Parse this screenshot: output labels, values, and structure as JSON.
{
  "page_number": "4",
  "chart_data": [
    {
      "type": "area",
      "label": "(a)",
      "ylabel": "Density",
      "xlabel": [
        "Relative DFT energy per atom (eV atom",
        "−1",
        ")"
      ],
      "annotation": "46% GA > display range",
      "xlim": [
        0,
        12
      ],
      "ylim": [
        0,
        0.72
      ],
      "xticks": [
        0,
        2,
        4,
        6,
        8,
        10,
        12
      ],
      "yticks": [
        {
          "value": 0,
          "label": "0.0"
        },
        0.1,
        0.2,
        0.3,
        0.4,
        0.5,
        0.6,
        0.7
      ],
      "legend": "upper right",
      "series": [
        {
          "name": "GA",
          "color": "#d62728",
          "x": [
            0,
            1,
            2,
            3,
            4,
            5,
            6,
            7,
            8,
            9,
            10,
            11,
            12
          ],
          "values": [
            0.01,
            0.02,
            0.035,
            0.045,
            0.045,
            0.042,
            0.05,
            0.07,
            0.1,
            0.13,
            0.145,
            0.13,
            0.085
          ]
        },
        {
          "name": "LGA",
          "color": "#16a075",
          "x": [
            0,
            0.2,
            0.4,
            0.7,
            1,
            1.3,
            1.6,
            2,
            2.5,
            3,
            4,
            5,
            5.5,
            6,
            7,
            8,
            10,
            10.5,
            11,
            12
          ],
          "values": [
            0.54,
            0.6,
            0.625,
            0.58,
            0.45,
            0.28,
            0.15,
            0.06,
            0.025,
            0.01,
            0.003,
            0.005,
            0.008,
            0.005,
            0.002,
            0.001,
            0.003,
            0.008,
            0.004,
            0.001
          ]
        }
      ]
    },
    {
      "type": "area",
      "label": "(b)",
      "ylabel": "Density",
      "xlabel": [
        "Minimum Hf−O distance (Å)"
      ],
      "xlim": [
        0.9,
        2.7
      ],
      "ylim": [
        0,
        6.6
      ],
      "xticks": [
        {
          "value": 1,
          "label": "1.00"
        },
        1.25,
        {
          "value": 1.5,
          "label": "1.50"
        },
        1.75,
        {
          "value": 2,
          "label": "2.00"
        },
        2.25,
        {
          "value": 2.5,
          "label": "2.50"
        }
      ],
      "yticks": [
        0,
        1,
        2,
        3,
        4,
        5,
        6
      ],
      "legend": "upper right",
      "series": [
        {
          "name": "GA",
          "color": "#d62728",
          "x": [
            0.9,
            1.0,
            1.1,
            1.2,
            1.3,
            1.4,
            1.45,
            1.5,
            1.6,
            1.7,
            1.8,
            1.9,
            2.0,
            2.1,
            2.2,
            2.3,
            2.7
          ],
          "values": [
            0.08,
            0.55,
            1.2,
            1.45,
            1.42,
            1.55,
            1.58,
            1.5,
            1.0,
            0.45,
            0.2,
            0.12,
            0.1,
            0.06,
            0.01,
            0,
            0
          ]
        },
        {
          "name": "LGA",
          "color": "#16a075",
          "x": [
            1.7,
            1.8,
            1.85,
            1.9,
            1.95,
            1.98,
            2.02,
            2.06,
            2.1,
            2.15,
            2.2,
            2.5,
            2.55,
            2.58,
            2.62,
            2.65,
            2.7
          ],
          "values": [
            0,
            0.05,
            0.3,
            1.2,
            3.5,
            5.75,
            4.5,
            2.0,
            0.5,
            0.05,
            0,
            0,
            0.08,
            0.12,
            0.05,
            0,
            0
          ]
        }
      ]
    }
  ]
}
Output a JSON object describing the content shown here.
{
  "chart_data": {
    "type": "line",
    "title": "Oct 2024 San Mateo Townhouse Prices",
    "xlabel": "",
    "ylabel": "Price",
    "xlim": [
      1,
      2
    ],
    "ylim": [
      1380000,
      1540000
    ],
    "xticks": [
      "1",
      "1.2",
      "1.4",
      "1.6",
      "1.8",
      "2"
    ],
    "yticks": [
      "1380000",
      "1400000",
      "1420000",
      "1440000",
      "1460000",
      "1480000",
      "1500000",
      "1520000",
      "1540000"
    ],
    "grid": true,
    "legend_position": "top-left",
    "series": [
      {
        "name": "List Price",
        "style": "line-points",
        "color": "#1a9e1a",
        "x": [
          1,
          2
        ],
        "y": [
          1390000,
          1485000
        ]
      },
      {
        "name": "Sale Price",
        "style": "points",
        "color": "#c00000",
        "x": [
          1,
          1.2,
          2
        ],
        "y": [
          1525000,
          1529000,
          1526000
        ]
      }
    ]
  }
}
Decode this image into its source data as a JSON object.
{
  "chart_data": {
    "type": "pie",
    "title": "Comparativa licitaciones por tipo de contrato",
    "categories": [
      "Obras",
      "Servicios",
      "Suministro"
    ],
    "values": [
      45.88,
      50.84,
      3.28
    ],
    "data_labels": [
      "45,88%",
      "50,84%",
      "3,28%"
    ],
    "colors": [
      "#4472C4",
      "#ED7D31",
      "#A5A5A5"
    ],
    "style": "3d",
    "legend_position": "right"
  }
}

§

— Problem statement —
Recopy the entries above in their entirety, exactly.

— Correct output —
Parse this screenshot: output labels, values, and structure as JSON.
{
  "page_number": "4",
  "chart_data": [
    {
      "type": "area",
      "label": "(a)",
      "ylabel": "Density",
      "xlabel": [
        "Relative DFT energy per atom (eV atom",
        "−1",
        ")"
      ],
      "annotation": "46% GA > display range",
      "xlim": [
        0,
        12
      ],
      "ylim": [
        0,
        0.72
      ],
      "xticks": [
        0,
        2,
        4,
        6,
        8,
        10,
        12
      ],
      "yticks": [
        {
          "value": 0,
          "label": "0.0"
        },
        0.1,
        0.2,
        0.3,
        0.4,
        0.5,
        0.6,
        0.7
      ],
      "legend": "upper right",
      "series": [
        {
          "name": "GA",
          "color": "#d62728",
          "x": [
            0,
            1,
            2,
            3,
            4,
            5,
            6,
            7,
            8,
            9,
            10,
            11,
            12
          ],
          "values": [
            0.01,
            0.02,
            0.035,
            0.045,
            0.045,
            0.042,
            0.05,
            0.07,
            0.1,
            0.13,
            0.145,
            0.13,
            0.085
          ]
        },
        {
          "name": "LGA",
          "color": "#16a075",
          "x": [
            0,
            0.2,
            0.4,
            0.7,
            1,
            1.3,
            1.6,
            2,
            2.5,
            3,
            4,
            5,
            5.5,
            6,
            7,
            8,
            10,
            10.5,
            11,
            12
          ],
          "values": [
            0.54,
            0.6,
            0.625,
            0.58,
            0.45,
            0.28,
            0.15,
            0.06,
            0.025,
            0.01,
            0.003,
            0.005,
            0.008,
            0.005,
            0.002,
            0.001,
            0.003,
            0.008,
            0.004,
            0.001
          ]
        }
      ]
    },
    {
      "type": "area",
      "label": "(b)",
      "ylabel": "Density",
      "xlabel": [
        "Minimum Hf−O distance (Å)"
      ],
      "xlim": [
        0.9,
        2.7
      ],
      "ylim": [
        0,
        6.6
      ],
      "xticks": [
        {
          "value": 1,
          "label": "1.00"
        },
        1.25,
        {
          "value": 1.5,
          "label": "1.50"
        },
        1.75,
        {
          "value": 2,
          "label": "2.00"
        },
        2.25,
        {
          "value": 2.5,
          "label": "2.50"
        }
      ],
      "yticks": [
        0,
        1,
        2,
        3,
        4,
        5,
        6
      ],
      "legend": "upper right",
      "series": [
        {
          "name": "GA",
          "color": "#d62728",
          "x": [
            0.9,
            1.0,
            1.1,
            1.2,
            1.3,
            1.4,
            1.45,
            1.5,
            1.6,
            1.7,
            1.8,
            1.9,
            2.0,
            2.1,
            2.2,
            2.3,
            2.7
          ],
          "values": [
            0.08,
            0.55,
            1.2,
            1.45,
            1.42,
            1.55,
            1.58,
            1.5,
            1.0,
            0.45,
            0.2,
            0.12,
            0.1,
            0.06,
            0.01,
            0,
            0
          ]
        },
        {
          "name": "LGA",
          "color": "#16a075",
          "x": [
            1.7,
            1.8,
            1.85,
            1.9,
            1.95,
            1.98,
            2.02,
            2.06,
            2.1,
            2.15,
            2.2,
            2.5,
            2.55,
            2.58,
            2.62,
            2.65,
            2.7
          ],
          "values": [
            0,
            0.05,
            0.3,
            1.2,
            3.5,
            5.75,
            4.5,
            2.0,
            0.5,
            0.05,
            0,
            0,
            0.08,
            0.12,
            0.05,
            0,
            0
          ]
        }
      ]
    }
  ]
}
Output a JSON object describing the content shown here.
{
  "chart_data": {
    "type": "line",
    "title": "Oct 2024 San Mateo Townhouse Prices",
    "xlabel": "",
    "ylabel": "Price",
    "xlim": [
      1,
      2
    ],
    "ylim": [
      1380000,
      1540000
    ],
    "xticks": [
      "1",
      "1.2",
      "1.4",
      "1.6",
      "1.8",
      "2"
    ],
    "yticks": [
      "1380000",
      "1400000",
      "1420000",
      "1440000",
      "1460000",
      "1480000",
      "1500000",
      "1520000",
      "1540000"
    ],
    "grid": true,
    "legend_position": "top-left",
    "series": [
      {
        "name": "List Price",
        "style": "line-points",
        "color": "#1a9e1a",
        "x": [
          1,
          2
        ],
        "y": [
          1390000,
          1485000
        ]
      },
      {
        "name": "Sale Price",
        "style": "points",
        "color": "#c00000",
        "x": [
          1,
          1.2,
          2
        ],
        "y": [
          1525000,
          1529000,
          1526000
        ]
      }
    ]
  }
}
Decode this image into its source data as a JSON object.
{
  "chart_data": {
    "type": "pie",
    "title": "Comparativa licitaciones por tipo de contrato",
    "categories": [
      "Obras",
      "Servicios",
      "Suministro"
    ],
    "values": [
      45.88,
      50.84,
      3.28
    ],
    "data_labels": [
      "45,88%",
      "50,84%",
      "3,28%"
    ],
    "colors": [
      "#4472C4",
      "#ED7D31",
      "#A5A5A5"
    ],
    "style": "3d",
    "legend_position": "right"
  }
}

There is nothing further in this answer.